= YOUR OBJECTIVE =
Print each of the entries exactly, leaving nothing out.

= RECORD EXTRACTS =
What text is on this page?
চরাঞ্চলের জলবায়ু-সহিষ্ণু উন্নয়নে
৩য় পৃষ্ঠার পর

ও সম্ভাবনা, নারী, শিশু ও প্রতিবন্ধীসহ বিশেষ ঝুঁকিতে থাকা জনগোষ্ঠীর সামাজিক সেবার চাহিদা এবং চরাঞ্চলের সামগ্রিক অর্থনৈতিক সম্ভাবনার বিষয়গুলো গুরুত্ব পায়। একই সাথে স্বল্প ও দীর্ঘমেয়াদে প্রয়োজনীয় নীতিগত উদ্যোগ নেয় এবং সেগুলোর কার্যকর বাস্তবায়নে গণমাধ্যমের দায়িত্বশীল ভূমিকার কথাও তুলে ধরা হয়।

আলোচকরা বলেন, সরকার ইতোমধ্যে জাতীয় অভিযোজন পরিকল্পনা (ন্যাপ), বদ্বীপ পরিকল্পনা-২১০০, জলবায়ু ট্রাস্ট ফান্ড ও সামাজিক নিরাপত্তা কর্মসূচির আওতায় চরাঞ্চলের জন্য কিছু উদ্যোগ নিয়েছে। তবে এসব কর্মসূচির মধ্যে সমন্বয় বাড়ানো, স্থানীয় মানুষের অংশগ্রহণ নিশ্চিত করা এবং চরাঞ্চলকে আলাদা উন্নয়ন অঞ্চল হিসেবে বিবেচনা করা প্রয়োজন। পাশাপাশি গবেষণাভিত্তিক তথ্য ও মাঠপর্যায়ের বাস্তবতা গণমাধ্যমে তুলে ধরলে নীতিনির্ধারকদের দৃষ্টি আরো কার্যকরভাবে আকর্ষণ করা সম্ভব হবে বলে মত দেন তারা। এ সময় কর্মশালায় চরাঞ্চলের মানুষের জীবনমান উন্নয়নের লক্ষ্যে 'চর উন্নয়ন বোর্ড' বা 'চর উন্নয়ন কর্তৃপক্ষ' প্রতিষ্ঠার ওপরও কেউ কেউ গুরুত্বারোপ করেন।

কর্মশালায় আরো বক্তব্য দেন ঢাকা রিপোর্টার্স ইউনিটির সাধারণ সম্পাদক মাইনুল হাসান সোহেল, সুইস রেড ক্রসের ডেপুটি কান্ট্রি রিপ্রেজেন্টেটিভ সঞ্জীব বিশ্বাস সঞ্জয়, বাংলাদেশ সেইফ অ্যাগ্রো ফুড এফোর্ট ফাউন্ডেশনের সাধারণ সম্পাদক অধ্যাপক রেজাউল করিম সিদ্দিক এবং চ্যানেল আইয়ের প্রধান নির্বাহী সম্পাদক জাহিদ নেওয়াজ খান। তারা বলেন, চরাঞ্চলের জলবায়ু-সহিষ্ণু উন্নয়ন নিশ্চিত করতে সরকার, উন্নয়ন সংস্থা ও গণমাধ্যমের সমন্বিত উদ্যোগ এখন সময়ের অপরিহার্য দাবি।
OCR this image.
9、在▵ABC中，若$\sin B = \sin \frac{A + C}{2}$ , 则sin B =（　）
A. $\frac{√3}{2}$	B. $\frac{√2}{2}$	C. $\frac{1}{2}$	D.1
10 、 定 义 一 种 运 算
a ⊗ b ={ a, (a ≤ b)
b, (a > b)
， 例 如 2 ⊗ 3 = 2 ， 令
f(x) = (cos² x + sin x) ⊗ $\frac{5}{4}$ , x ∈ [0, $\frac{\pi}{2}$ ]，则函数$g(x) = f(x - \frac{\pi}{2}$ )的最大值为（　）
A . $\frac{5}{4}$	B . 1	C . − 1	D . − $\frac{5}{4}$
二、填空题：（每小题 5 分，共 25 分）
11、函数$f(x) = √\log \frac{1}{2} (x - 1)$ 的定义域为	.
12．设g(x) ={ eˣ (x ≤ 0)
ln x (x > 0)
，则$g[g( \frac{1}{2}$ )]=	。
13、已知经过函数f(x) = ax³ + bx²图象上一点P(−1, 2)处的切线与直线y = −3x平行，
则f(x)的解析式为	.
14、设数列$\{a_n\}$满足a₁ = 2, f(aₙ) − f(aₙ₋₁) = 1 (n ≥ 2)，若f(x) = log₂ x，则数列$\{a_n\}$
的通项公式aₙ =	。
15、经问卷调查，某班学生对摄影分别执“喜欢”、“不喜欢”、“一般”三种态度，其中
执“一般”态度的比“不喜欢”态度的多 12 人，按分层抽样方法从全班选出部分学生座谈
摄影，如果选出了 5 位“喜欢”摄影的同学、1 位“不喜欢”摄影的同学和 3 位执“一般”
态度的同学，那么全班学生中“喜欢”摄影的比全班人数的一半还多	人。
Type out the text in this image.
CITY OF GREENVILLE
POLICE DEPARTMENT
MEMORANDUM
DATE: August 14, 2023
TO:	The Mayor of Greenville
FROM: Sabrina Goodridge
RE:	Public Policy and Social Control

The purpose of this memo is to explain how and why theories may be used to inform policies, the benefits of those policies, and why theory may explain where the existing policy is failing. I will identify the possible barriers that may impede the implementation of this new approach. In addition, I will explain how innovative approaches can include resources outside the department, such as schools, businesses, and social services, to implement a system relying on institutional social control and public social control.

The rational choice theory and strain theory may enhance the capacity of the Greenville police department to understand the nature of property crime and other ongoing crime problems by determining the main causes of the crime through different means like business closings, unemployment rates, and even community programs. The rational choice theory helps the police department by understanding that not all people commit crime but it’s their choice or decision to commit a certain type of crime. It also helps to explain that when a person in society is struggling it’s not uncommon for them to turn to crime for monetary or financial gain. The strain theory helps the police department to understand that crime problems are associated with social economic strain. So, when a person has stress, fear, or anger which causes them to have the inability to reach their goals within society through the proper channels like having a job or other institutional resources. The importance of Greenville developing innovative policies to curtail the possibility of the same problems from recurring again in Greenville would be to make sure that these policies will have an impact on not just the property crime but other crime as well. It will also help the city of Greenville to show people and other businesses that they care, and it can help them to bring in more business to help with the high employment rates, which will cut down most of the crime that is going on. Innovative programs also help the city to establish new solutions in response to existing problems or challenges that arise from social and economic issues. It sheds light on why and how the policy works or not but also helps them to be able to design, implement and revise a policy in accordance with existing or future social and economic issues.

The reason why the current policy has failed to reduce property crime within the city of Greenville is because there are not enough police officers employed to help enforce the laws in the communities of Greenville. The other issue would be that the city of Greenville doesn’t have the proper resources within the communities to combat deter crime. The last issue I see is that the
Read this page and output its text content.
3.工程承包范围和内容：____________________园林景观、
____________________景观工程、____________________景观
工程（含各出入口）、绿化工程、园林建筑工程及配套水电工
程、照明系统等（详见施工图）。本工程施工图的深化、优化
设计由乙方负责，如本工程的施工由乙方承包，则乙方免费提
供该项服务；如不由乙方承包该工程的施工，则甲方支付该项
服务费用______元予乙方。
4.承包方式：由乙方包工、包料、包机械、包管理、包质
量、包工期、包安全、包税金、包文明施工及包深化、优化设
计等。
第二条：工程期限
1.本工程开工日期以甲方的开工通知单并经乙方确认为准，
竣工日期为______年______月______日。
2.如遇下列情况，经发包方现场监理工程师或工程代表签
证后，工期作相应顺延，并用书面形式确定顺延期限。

= SOLVED EXERCISE =
What text is on this page?
চরাঞ্চলের জলবায়ু-সহিষ্ণু উন্নয়নে
৩য় পৃষ্ঠার পর

ও সম্ভাবনা, নারী, শিশু ও প্রতিবন্ধীসহ বিশেষ ঝুঁকিতে থাকা জনগোষ্ঠীর সামাজিক সেবার চাহিদা এবং চরাঞ্চলের সামগ্রিক অর্থনৈতিক সম্ভাবনার বিষয়গুলো গুরুত্ব পায়। একই সাথে স্বল্প ও দীর্ঘমেয়াদে প্রয়োজনীয় নীতিগত উদ্যোগ নেয় এবং সেগুলোর কার্যকর বাস্তবায়নে গণমাধ্যমের দায়িত্বশীল ভূমিকার কথাও তুলে ধরা হয়।

আলোচকরা বলেন, সরকার ইতোমধ্যে জাতীয় অভিযোজন পরিকল্পনা (ন্যাপ), বদ্বীপ পরিকল্পনা-২১০০, জলবায়ু ট্রাস্ট ফান্ড ও সামাজিক নিরাপত্তা কর্মসূচির আওতায় চরাঞ্চলের জন্য কিছু উদ্যোগ নিয়েছে। তবে এসব কর্মসূচির মধ্যে সমন্বয় বাড়ানো, স্থানীয় মানুষের অংশগ্রহণ নিশ্চিত করা এবং চরাঞ্চলকে আলাদা উন্নয়ন অঞ্চল হিসেবে বিবেচনা করা প্রয়োজন। পাশাপাশি গবেষণাভিত্তিক তথ্য ও মাঠপর্যায়ের বাস্তবতা গণমাধ্যমে তুলে ধরলে নীতিনির্ধারকদের দৃষ্টি আরো কার্যকরভাবে আকর্ষণ করা সম্ভব হবে বলে মত দেন তারা। এ সময় কর্মশালায় চরাঞ্চলের মানুষের জীবনমান উন্নয়নের লক্ষ্যে 'চর উন্নয়ন বোর্ড' বা 'চর উন্নয়ন কর্তৃপক্ষ' প্রতিষ্ঠার ওপরও কেউ কেউ গুরুত্বারোপ করেন।

কর্মশালায় আরো বক্তব্য দেন ঢাকা রিপোর্টার্স ইউনিটির সাধারণ সম্পাদক মাইনুল হাসান সোহেল, সুইস রেড ক্রসের ডেপুটি কান্ট্রি রিপ্রেজেন্টেটিভ সঞ্জীব বিশ্বাস সঞ্জয়, বাংলাদেশ সেইফ অ্যাগ্রো ফুড এফোর্ট ফাউন্ডেশনের সাধারণ সম্পাদক অধ্যাপক রেজাউল করিম সিদ্দিক এবং চ্যানেল আইয়ের প্রধান নির্বাহী সম্পাদক জাহিদ নেওয়াজ খান। তারা বলেন, চরাঞ্চলের জলবায়ু-সহিষ্ণু উন্নয়ন নিশ্চিত করতে সরকার, উন্নয়ন সংস্থা ও গণমাধ্যমের সমন্বিত উদ্যোগ এখন সময়ের অপরিহার্য দাবি।
OCR this image.
9、在▵ABC中，若$\sin B = \sin \frac{A + C}{2}$ , 则sin B =（　）
A. $\frac{√3}{2}$	B. $\frac{√2}{2}$	C. $\frac{1}{2}$	D.1
10 、 定 义 一 种 运 算
a ⊗ b ={ a, (a ≤ b)
b, (a > b)
， 例 如 2 ⊗ 3 = 2 ， 令
f(x) = (cos² x + sin x) ⊗ $\frac{5}{4}$ , x ∈ [0, $\frac{\pi}{2}$ ]，则函数$g(x) = f(x - \frac{\pi}{2}$ )的最大值为（　）
A . $\frac{5}{4}$	B . 1	C . − 1	D . − $\frac{5}{4}$
二、填空题：（每小题 5 分，共 25 分）
11、函数$f(x) = √\log \frac{1}{2} (x - 1)$ 的定义域为	.
12．设g(x) ={ eˣ (x ≤ 0)
ln x (x > 0)
，则$g[g( \frac{1}{2}$ )]=	。
13、已知经过函数f(x) = ax³ + bx²图象上一点P(−1, 2)处的切线与直线y = −3x平行，
则f(x)的解析式为	.
14、设数列$\{a_n\}$满足a₁ = 2, f(aₙ) − f(aₙ₋₁) = 1 (n ≥ 2)，若f(x) = log₂ x，则数列$\{a_n\}$
的通项公式aₙ =	。
15、经问卷调查，某班学生对摄影分别执“喜欢”、“不喜欢”、“一般”三种态度，其中
执“一般”态度的比“不喜欢”态度的多 12 人，按分层抽样方法从全班选出部分学生座谈
摄影，如果选出了 5 位“喜欢”摄影的同学、1 位“不喜欢”摄影的同学和 3 位执“一般”
态度的同学，那么全班学生中“喜欢”摄影的比全班人数的一半还多	人。
Type out the text in this image.
CITY OF GREENVILLE
POLICE DEPARTMENT
MEMORANDUM
DATE: August 14, 2023
TO:	The Mayor of Greenville
FROM: Sabrina Goodridge
RE:	Public Policy and Social Control

The purpose of this memo is to explain how and why theories may be used to inform policies, the benefits of those policies, and why theory may explain where the existing policy is failing. I will identify the possible barriers that may impede the implementation of this new approach. In addition, I will explain how innovative approaches can include resources outside the department, such as schools, businesses, and social services, to implement a system relying on institutional social control and public social control.

The rational choice theory and strain theory may enhance the capacity of the Greenville police department to understand the nature of property crime and other ongoing crime problems by determining the main causes of the crime through different means like business closings, unemployment rates, and even community programs. The rational choice theory helps the police department by understanding that not all people commit crime but it’s their choice or decision to commit a certain type of crime. It also helps to explain that when a person in society is struggling it’s not uncommon for them to turn to crime for monetary or financial gain. The strain theory helps the police department to understand that crime problems are associated with social economic strain. So, when a person has stress, fear, or anger which causes them to have the inability to reach their goals within society through the proper channels like having a job or other institutional resources. The importance of Greenville developing innovative policies to curtail the possibility of the same problems from recurring again in Greenville would be to make sure that these policies will have an impact on not just the property crime but other crime as well. It will also help the city of Greenville to show people and other businesses that they care, and it can help them to bring in more business to help with the high employment rates, which will cut down most of the crime that is going on. Innovative programs also help the city to establish new solutions in response to existing problems or challenges that arise from social and economic issues. It sheds light on why and how the policy works or not but also helps them to be able to design, implement and revise a policy in accordance with existing or future social and economic issues.

The reason why the current policy has failed to reduce property crime within the city of Greenville is because there are not enough police officers employed to help enforce the laws in the communities of Greenville. The other issue would be that the city of Greenville doesn’t have the proper resources within the communities to combat deter crime. The last issue I see is that the
Read this page and output its text content.
3.工程承包范围和内容：____________________园林景观、
____________________景观工程、____________________景观
工程（含各出入口）、绿化工程、园林建筑工程及配套水电工
程、照明系统等（详见施工图）。本工程施工图的深化、优化
设计由乙方负责，如本工程的施工由乙方承包，则乙方免费提
供该项服务；如不由乙方承包该工程的施工，则甲方支付该项
服务费用______元予乙方。
4.承包方式：由乙方包工、包料、包机械、包管理、包质
量、包工期、包安全、包税金、包文明施工及包深化、优化设
计等。
第二条：工程期限
1.本工程开工日期以甲方的开工通知单并经乙方确认为准，
竣工日期为______年______月______日。
2.如遇下列情况，经发包方现场监理工程师或工程代表签
证后，工期作相应顺延，并用书面形式确定顺延期限。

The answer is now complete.